**Provided text:**

****************

What is an SLA and how do I get started? Service-Level Agreements Explained
For many enterprise users, Snowflake touches multiple business functions: product, engineering, marketing, sales, customer success, and even external clients. Each function has its own use cases, KPIs, and demands on the platform. As data teams start optimizing Snowflake, small changes in one area can significantly impact the others. To eliminate confusion, organizations will deploy service level agreements (SLAs) to set clear expectations around performance, data latency, and other business critical needs.
If you’re wondering what an SLA is and how to get started with one, you’re in the right place. Read on to find answers to common questions about SLAs and our recommendations for successful Snowflake optimization that doesn’t violate your performance expectations.
What is a service-level agreement (SLA)?
A service-level agreement (SLA) defines the terms and conditions of a particular service, the KPIs and metrics used to measure that service, and the penalties incurred if those KPIs and metrics go unmet. SLAs can exist internally among teams or departments or externally among customers or vendors.
For Snowflake users, the most common SLA structure lays out specific conditions for cost and performance. Users can dictate a limit on Snowflake credits that data teams cannot exceed. Alternatively, they can establish guaranteed performance metrics when querying, retrieving, and conducting data ETLs.
For example, a software company may require its data teams to guarantee a maximum query latency to maintain desired performance levels. That maximum latency can be placed into an SLA, with penalties incurred for every query that exceeds that maximum.
Why are service-level agreements important for Snowflake users?
Service-level agreements can be a double-edged sword. On the one hand, they offer clarity around performance expectations. This keeps all parties on the same page and can help avoid unnecessary miscommunication and friction.
On the other hand, SLAs place constraints on Snowflake engineers and their ability to manage and optimize Snowflake. For example, if a Snowflake engineer wants to use AI to automatically and dynamically adjust Snowflake warehouse size to optimize spend, performance requirements spelled out in the SLA may limit their ability to do so.
But at the end of the day, the case for SLAs outweighs the case against them:
- Clear expectations around performance and why those expectations are important to the recipient(s), which helps to drive accountability on all sides
- Defined, objective metrics that determine expected levels of service and whether those expectations are met
- Spelled-out remediation possibilities should either party fail to meet their responsibilities
- Built-in conflict resolution frameworks to help address disruptions in service and fix them as quickly as possible
- Improved alignment among various teams, ensuring mutual success across the board
- Higher retention rates as customers’ expectations are met and Snowflake contributes to their overall success
What are the key components of an SLA?

****************

**Directive 1:**
Pull out the passage of the SLA article running from "On the other" to "ability to do so.", copying it word for word.

****************

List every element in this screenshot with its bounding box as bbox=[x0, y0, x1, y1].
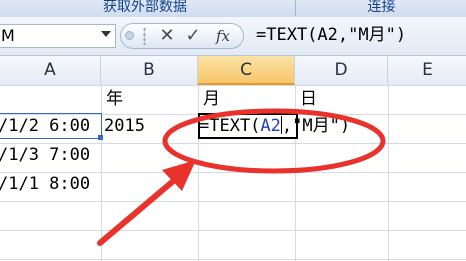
cell-b1[interactable]: 年 bbox=[106, 85, 123, 114]
chevron-down-icon[interactable] bbox=[101, 31, 111, 37]
cell-a4[interactable]: /1/1 8:00 bbox=[0, 170, 90, 199]
cell-d1[interactable]: 日 bbox=[300, 85, 317, 114]
formula-cell-reference: A2 bbox=[260, 116, 281, 136]
ribbon-group-external-data[interactable]: 获取外部数据 bbox=[0, 0, 290, 16]
fill-handle[interactable] bbox=[98, 135, 103, 140]
ribbon: 获取外部数据 连接 bbox=[0, 0, 466, 18]
formula-input[interactable]: =TEXT(A2,"M月") bbox=[256, 25, 406, 45]
grid-line bbox=[388, 85, 389, 261]
name-box-value: M bbox=[1, 26, 15, 45]
grid-line bbox=[101, 85, 102, 261]
grip-dots-icon[interactable] bbox=[143, 27, 146, 45]
grid-line bbox=[295, 85, 296, 261]
grid-line bbox=[198, 85, 199, 261]
column-header-e[interactable]: E bbox=[388, 56, 466, 85]
column-header-c[interactable]: C bbox=[198, 56, 295, 85]
formula-buttons: ✕ ✓ fx bbox=[120, 23, 244, 49]
cell-a3[interactable]: /1/3 7:00 bbox=[0, 141, 90, 170]
ribbon-group-connections[interactable]: 连接 bbox=[295, 0, 466, 16]
spreadsheet-window: 获取外部数据 连接 M ✕ ✓ fx =TEXT(A2,"M月") A B C … bbox=[0, 0, 466, 261]
formula-prefix: =TEXT( bbox=[199, 116, 261, 136]
cell-c2-formula[interactable]: =TEXT(A2,"M月") bbox=[199, 115, 350, 137]
formula-bar: M ✕ ✓ fx =TEXT(A2,"M月") bbox=[0, 17, 466, 56]
expand-circle-icon bbox=[125, 31, 134, 40]
column-header-a[interactable]: A bbox=[0, 56, 101, 85]
enter-check-icon[interactable]: ✓ bbox=[183, 26, 203, 46]
column-headers: A B C D E bbox=[0, 56, 466, 86]
column-header-d[interactable]: D bbox=[295, 56, 388, 85]
formula-suffix: ,"M月") bbox=[281, 116, 351, 136]
cell-a2[interactable]: /1/2 6:00 bbox=[0, 112, 90, 141]
name-box[interactable]: M bbox=[0, 24, 116, 48]
insert-function-icon[interactable]: fx bbox=[209, 26, 237, 46]
cell-c1[interactable]: 月 bbox=[203, 85, 220, 114]
cell-b2[interactable]: 2015 bbox=[104, 112, 145, 141]
column-header-b[interactable]: B bbox=[101, 56, 198, 85]
cancel-icon[interactable]: ✕ bbox=[157, 26, 177, 46]
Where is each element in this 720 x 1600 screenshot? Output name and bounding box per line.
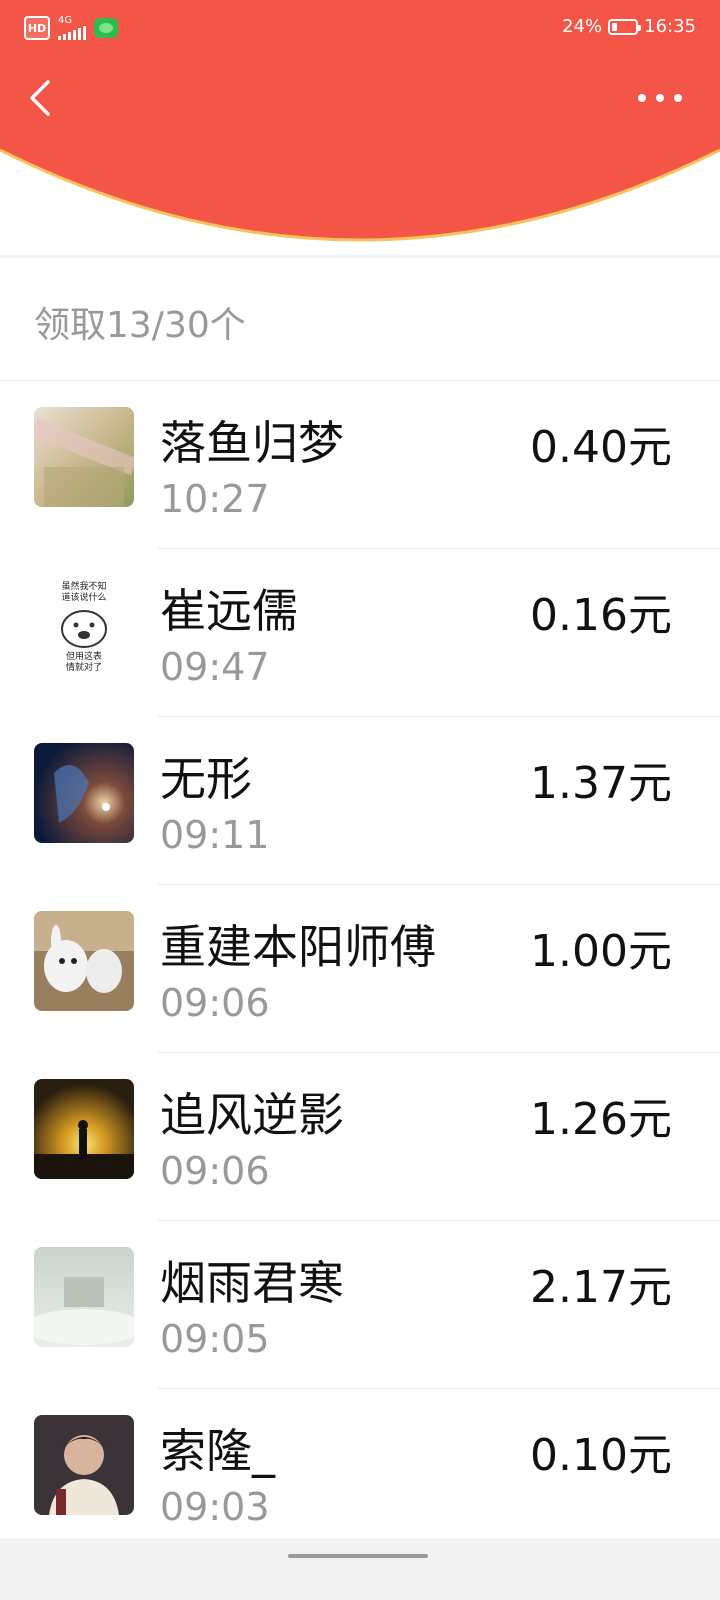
receive-time: 09:06 — [160, 981, 270, 1025]
receive-time: 09:05 — [160, 1317, 270, 1361]
list-item[interactable]: 重建本阳师傅 09:06 1.00元 — [0, 885, 720, 1053]
received-amount: 0.40元 — [530, 422, 672, 473]
section-divider — [0, 255, 720, 258]
list-item[interactable]: 虽然我不知道该说什么 但用这表情就对了 崔远儒 09:47 0.16元 — [0, 549, 720, 717]
receive-time: 09:11 — [160, 813, 270, 857]
receiver-name: 落鱼归梦 — [160, 416, 344, 470]
avatar[interactable] — [34, 407, 134, 507]
received-amount: 1.00元 — [530, 926, 672, 977]
more-dot — [638, 94, 646, 102]
receiver-name: 无形 — [160, 752, 252, 806]
navigation-bar — [0, 1538, 720, 1600]
avatar[interactable]: 虽然我不知道该说什么 但用这表情就对了 — [34, 575, 134, 675]
received-amount: 0.16元 — [530, 590, 672, 641]
more-button[interactable] — [638, 86, 682, 110]
network-type: 4G — [58, 15, 73, 26]
battery-percent: 24% — [562, 16, 603, 37]
receive-time: 09:03 — [160, 1485, 270, 1529]
avatar-caption-top: 虽然我不知道该说什么 — [61, 580, 106, 603]
back-button[interactable] — [22, 76, 66, 120]
more-dot — [656, 94, 664, 102]
receiver-name: 崔远儒 — [160, 584, 298, 638]
status-bar: HD 4G 24% ⚡ 16:35 — [0, 0, 720, 56]
received-count: 领取13/30个 — [34, 305, 246, 346]
list-item[interactable]: 追风逆影 09:06 1.26元 — [0, 1053, 720, 1221]
receiver-name: 追风逆影 — [160, 1088, 344, 1142]
received-amount: 2.17元 — [530, 1262, 672, 1313]
chevron-left-icon — [30, 80, 50, 116]
home-indicator[interactable] — [288, 1554, 428, 1558]
receiver-name: 索隆_ — [160, 1424, 275, 1478]
red-packet-header: HD 4G 24% ⚡ 16:35 — [0, 0, 720, 270]
received-amount: 1.26元 — [530, 1094, 672, 1145]
clock: 16:35 — [644, 16, 696, 37]
receive-time: 09:47 — [160, 645, 270, 689]
more-dot — [674, 94, 682, 102]
received-amount: 0.10元 — [530, 1430, 672, 1481]
list-item[interactable]: 索隆_ 09:03 0.10元 — [0, 1389, 720, 1557]
received-amount: 1.37元 — [530, 758, 672, 809]
receiver-name: 重建本阳师傅 — [160, 920, 436, 974]
avatar[interactable] — [34, 911, 134, 1011]
hd-badge: HD — [24, 16, 50, 40]
receive-time: 09:06 — [160, 1149, 270, 1193]
signal-icon: 4G — [58, 16, 86, 40]
receiver-list: 落鱼归梦 10:27 0.40元 虽然我不知道该说什么 但用这表情就对了 崔远儒… — [0, 380, 720, 1557]
avatar[interactable] — [34, 743, 134, 843]
avatar-caption-bottom: 但用这表情就对了 — [66, 650, 102, 673]
avatar[interactable] — [34, 1079, 134, 1179]
list-item[interactable]: 落鱼归梦 10:27 0.40元 — [0, 381, 720, 549]
battery-icon: ⚡ — [608, 18, 642, 35]
receive-time: 10:27 — [160, 477, 270, 521]
receiver-name: 烟雨君寒 — [160, 1256, 344, 1310]
list-item[interactable]: 烟雨君寒 09:05 2.17元 — [0, 1221, 720, 1389]
avatar[interactable] — [34, 1247, 134, 1347]
list-item[interactable]: 无形 09:11 1.37元 — [0, 717, 720, 885]
avatar[interactable] — [34, 1415, 134, 1515]
wechat-notification-icon — [94, 18, 118, 38]
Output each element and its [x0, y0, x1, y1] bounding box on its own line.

****************

**Directive 2:**
Extract every row that contains the string "time", copying each one in full.

**Solution 1:**
On the other hand, SLAs place constraints on Snowflake engineers and their ability to manage and optimize Snowflake. For example, if a Snowflake engineer wants to use AI to automatically and dynamically adjust Snowflake warehouse size to optimize spend, performance requirements spelled out in the SLA may limit their ability to do so.

**Solution 2:**
receive-time: 09:06 — [160, 981, 270, 1025]
receive-time: 09:05 — [160, 1317, 270, 1361]
receive-time: 09:11 — [160, 813, 270, 857]
receive-time: 09:03 — [160, 1485, 270, 1529]
receive-time: 09:47 — [160, 645, 270, 689]
receive-time: 09:06 — [160, 1149, 270, 1193]
receive-time: 10:27 — [160, 477, 270, 521]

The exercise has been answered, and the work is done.